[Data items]

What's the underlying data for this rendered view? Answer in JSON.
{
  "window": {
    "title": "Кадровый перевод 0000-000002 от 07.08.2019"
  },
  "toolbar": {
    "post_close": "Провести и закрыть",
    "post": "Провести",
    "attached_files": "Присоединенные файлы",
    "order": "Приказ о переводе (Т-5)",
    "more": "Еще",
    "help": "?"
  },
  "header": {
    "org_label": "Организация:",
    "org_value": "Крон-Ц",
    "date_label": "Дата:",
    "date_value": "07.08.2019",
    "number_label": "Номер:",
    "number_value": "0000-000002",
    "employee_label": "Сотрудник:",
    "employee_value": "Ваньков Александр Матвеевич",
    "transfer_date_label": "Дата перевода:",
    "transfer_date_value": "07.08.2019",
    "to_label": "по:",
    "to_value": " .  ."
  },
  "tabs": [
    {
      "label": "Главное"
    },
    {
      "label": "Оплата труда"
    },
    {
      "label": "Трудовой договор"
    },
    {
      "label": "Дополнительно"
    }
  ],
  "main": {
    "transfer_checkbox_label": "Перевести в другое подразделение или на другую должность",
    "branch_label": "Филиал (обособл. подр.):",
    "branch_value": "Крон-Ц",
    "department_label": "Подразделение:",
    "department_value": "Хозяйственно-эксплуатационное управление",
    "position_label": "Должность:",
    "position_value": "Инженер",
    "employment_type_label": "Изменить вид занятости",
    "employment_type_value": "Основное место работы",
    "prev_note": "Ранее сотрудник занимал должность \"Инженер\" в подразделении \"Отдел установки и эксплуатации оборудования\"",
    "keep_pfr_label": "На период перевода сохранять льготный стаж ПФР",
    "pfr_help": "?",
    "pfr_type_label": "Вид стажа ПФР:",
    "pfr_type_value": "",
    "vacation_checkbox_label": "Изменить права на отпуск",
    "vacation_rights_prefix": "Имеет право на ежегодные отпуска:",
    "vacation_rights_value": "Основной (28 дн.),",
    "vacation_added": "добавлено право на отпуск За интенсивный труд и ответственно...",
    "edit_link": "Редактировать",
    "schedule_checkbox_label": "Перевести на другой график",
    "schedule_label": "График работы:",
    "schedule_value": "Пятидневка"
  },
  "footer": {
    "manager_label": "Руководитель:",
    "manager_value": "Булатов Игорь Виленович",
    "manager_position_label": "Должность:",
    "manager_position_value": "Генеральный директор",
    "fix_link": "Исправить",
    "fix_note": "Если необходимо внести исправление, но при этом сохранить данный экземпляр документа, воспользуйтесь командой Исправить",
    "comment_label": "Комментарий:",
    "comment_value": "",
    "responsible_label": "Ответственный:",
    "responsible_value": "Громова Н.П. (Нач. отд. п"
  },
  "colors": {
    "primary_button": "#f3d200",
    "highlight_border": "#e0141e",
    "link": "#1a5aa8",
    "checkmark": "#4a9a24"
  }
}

# [EXERCISE PROMPT]
Every record should be given again exactly.

# [RESPONSE TO THIS TASK]
What's the underlying data for this rendered view? Answer in JSON.
{
  "window": {
    "title": "Кадровый перевод 0000-000002 от 07.08.2019"
  },
  "toolbar": {
    "post_close": "Провести и закрыть",
    "post": "Провести",
    "attached_files": "Присоединенные файлы",
    "order": "Приказ о переводе (Т-5)",
    "more": "Еще",
    "help": "?"
  },
  "header": {
    "org_label": "Организация:",
    "org_value": "Крон-Ц",
    "date_label": "Дата:",
    "date_value": "07.08.2019",
    "number_label": "Номер:",
    "number_value": "0000-000002",
    "employee_label": "Сотрудник:",
    "employee_value": "Ваньков Александр Матвеевич",
    "transfer_date_label": "Дата перевода:",
    "transfer_date_value": "07.08.2019",
    "to_label": "по:",
    "to_value": " .  ."
  },
  "tabs": [
    {
      "label": "Главное"
    },
    {
      "label": "Оплата труда"
    },
    {
      "label": "Трудовой договор"
    },
    {
      "label": "Дополнительно"
    }
  ],
  "main": {
    "transfer_checkbox_label": "Перевести в другое подразделение или на другую должность",
    "branch_label": "Филиал (обособл. подр.):",
    "branch_value": "Крон-Ц",
    "department_label": "Подразделение:",
    "department_value": "Хозяйственно-эксплуатационное управление",
    "position_label": "Должность:",
    "position_value": "Инженер",
    "employment_type_label": "Изменить вид занятости",
    "employment_type_value": "Основное место работы",
    "prev_note": "Ранее сотрудник занимал должность \"Инженер\" в подразделении \"Отдел установки и эксплуатации оборудования\"",
    "keep_pfr_label": "На период перевода сохранять льготный стаж ПФР",
    "pfr_help": "?",
    "pfr_type_label": "Вид стажа ПФР:",
    "pfr_type_value": "",
    "vacation_checkbox_label": "Изменить права на отпуск",
    "vacation_rights_prefix": "Имеет право на ежегодные отпуска:",
    "vacation_rights_value": "Основной (28 дн.),",
    "vacation_added": "добавлено право на отпуск За интенсивный труд и ответственно...",
    "edit_link": "Редактировать",
    "schedule_checkbox_label": "Перевести на другой график",
    "schedule_label": "График работы:",
    "schedule_value": "Пятидневка"
  },
  "footer": {
    "manager_label": "Руководитель:",
    "manager_value": "Булатов Игорь Виленович",
    "manager_position_label": "Должность:",
    "manager_position_value": "Генеральный директор",
    "fix_link": "Исправить",
    "fix_note": "Если необходимо внести исправление, но при этом сохранить данный экземпляр документа, воспользуйтесь командой Исправить",
    "comment_label": "Комментарий:",
    "comment_value": "",
    "responsible_label": "Ответственный:",
    "responsible_value": "Громова Н.П. (Нач. отд. п"
  },
  "colors": {
    "primary_button": "#f3d200",
    "highlight_border": "#e0141e",
    "link": "#1a5aa8",
    "checkmark": "#4a9a24"
  }
}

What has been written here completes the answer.